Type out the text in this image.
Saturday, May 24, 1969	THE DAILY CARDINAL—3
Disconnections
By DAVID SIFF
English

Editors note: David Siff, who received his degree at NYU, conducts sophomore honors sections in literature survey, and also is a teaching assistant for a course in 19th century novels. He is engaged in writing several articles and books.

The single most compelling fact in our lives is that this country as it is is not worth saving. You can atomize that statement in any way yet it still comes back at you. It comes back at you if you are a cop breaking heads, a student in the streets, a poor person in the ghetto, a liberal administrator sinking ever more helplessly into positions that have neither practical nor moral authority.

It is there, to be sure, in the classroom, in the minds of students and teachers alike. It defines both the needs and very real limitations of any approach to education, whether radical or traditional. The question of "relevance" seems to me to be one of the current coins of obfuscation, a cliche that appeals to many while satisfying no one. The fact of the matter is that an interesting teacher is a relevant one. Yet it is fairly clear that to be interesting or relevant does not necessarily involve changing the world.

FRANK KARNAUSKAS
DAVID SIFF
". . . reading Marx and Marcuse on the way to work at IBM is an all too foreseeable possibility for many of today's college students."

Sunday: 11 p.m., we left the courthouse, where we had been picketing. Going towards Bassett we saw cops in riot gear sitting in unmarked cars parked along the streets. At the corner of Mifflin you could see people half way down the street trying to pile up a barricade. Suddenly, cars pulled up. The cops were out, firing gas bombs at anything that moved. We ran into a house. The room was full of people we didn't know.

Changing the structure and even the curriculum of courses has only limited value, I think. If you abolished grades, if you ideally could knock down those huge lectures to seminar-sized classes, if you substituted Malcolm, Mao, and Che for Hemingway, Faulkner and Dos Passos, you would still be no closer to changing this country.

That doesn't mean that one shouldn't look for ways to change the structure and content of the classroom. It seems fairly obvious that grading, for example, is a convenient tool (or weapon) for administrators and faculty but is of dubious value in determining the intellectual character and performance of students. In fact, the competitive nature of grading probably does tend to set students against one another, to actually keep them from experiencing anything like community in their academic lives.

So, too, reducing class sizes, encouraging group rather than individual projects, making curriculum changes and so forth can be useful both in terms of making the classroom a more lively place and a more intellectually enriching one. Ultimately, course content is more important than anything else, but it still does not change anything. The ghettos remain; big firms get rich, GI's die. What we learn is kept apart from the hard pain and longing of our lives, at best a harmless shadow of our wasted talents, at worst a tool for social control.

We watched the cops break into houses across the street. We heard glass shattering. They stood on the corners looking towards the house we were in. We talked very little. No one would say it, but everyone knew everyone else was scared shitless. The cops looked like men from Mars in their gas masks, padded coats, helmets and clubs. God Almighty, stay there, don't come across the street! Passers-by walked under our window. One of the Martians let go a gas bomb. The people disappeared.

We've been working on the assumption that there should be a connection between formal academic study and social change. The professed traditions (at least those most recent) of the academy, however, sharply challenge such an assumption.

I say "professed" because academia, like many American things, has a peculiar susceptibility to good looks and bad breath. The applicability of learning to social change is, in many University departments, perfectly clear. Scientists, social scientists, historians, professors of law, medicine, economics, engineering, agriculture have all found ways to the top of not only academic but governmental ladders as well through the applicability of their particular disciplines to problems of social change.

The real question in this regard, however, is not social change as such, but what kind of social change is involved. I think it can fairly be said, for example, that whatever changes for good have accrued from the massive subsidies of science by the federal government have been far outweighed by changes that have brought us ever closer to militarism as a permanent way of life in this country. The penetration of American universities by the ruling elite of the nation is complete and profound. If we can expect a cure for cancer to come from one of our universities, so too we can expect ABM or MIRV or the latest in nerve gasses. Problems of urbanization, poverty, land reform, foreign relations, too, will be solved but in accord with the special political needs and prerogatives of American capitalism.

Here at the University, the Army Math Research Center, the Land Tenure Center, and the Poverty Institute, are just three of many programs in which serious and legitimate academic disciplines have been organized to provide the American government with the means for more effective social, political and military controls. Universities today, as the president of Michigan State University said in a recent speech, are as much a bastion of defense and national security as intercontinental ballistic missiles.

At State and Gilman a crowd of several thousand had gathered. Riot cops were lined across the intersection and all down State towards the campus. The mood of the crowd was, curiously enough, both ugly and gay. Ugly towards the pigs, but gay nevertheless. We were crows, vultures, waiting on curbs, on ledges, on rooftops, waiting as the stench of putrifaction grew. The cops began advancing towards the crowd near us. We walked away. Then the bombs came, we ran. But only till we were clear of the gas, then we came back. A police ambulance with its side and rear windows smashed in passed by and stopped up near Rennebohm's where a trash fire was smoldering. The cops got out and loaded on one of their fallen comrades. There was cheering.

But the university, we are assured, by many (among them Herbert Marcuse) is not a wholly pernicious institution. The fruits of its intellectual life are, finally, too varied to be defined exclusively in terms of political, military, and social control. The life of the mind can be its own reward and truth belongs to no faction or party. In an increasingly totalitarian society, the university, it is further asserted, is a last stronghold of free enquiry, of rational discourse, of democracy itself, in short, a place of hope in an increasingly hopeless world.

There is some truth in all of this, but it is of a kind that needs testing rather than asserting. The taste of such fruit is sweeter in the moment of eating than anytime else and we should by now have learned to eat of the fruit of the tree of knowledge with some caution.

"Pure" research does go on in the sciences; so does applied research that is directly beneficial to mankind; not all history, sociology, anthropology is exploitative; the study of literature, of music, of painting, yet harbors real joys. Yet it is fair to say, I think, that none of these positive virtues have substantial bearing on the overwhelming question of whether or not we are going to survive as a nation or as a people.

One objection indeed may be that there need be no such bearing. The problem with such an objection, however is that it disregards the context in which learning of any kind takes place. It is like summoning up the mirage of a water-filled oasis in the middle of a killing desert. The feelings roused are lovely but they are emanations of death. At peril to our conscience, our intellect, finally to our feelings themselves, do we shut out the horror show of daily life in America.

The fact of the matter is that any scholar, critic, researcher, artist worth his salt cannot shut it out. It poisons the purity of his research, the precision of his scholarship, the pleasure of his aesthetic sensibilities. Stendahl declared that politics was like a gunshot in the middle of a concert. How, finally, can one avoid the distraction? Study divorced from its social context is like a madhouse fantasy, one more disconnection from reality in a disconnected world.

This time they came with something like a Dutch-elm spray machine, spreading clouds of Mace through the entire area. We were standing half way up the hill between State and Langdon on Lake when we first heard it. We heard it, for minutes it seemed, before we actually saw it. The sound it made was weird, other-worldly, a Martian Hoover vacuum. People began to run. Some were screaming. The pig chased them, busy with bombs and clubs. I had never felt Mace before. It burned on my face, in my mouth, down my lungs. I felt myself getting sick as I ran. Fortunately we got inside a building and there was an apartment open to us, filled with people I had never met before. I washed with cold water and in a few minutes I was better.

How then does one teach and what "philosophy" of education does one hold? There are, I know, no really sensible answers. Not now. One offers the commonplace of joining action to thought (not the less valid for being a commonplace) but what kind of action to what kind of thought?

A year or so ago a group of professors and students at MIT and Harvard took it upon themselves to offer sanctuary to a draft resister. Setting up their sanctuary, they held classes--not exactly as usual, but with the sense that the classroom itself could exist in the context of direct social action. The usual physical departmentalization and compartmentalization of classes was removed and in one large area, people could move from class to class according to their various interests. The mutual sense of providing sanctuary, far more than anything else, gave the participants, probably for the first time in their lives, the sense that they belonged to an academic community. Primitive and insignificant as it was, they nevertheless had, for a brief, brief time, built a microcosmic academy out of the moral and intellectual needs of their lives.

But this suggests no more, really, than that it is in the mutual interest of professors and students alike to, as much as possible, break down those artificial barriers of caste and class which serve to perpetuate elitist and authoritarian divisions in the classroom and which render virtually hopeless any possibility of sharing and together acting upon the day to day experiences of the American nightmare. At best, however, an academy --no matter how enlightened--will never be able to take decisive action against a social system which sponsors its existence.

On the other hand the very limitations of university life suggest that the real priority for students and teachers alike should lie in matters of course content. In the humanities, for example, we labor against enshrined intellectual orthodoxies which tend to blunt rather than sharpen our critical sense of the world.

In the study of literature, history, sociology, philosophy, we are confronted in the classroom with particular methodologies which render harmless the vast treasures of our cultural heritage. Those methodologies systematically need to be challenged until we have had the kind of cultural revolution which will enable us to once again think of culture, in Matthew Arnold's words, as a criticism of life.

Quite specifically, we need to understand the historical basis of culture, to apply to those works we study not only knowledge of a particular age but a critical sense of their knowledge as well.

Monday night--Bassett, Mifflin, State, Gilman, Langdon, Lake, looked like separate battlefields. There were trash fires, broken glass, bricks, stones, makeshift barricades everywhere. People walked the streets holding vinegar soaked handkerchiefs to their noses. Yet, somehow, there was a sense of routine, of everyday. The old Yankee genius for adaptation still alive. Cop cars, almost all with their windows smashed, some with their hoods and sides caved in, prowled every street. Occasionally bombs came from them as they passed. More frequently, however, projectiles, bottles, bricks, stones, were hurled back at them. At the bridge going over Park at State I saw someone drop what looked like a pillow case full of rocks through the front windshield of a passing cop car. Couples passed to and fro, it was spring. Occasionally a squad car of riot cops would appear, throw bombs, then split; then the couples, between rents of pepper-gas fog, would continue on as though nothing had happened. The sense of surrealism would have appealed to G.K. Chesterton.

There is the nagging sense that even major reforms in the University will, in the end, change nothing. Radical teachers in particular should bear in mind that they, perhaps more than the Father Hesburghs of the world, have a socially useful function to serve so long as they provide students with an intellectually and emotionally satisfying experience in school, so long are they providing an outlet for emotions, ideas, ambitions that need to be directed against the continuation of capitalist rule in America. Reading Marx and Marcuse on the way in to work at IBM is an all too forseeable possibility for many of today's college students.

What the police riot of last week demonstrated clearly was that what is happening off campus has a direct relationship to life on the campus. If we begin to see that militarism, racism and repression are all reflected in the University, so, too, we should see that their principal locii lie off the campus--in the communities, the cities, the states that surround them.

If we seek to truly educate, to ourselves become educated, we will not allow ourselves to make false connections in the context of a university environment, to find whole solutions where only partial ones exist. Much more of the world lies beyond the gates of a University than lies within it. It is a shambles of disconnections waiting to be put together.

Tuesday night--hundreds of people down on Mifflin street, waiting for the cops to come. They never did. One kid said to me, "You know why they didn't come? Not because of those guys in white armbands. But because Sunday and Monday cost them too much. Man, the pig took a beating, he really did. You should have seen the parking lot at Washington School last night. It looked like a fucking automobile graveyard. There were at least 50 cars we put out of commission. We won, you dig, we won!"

━━━━━━

◆ **DIRECTIVE**: Filter the records for lines holding the string "professed". Copy each one.

◆ **THE OUTPUT**:
We've been working on the assumption that there should be a connection between formal academic study and social change. The professed traditions (at least those most recent) of the academy, however, sharply challenge such an assumption.
I say "professed" because academia, like many American things, has a peculiar susceptibility to good looks and bad breath. The applicability of learning to social change is, in many University departments, perfectly clear. Scientists, social scientists, historians, professors of law, medicine, economics, engineering, agriculture have all found ways to the top of not only academic but governmental ladders as well through the applicability of their particular disciplines to problems of social change.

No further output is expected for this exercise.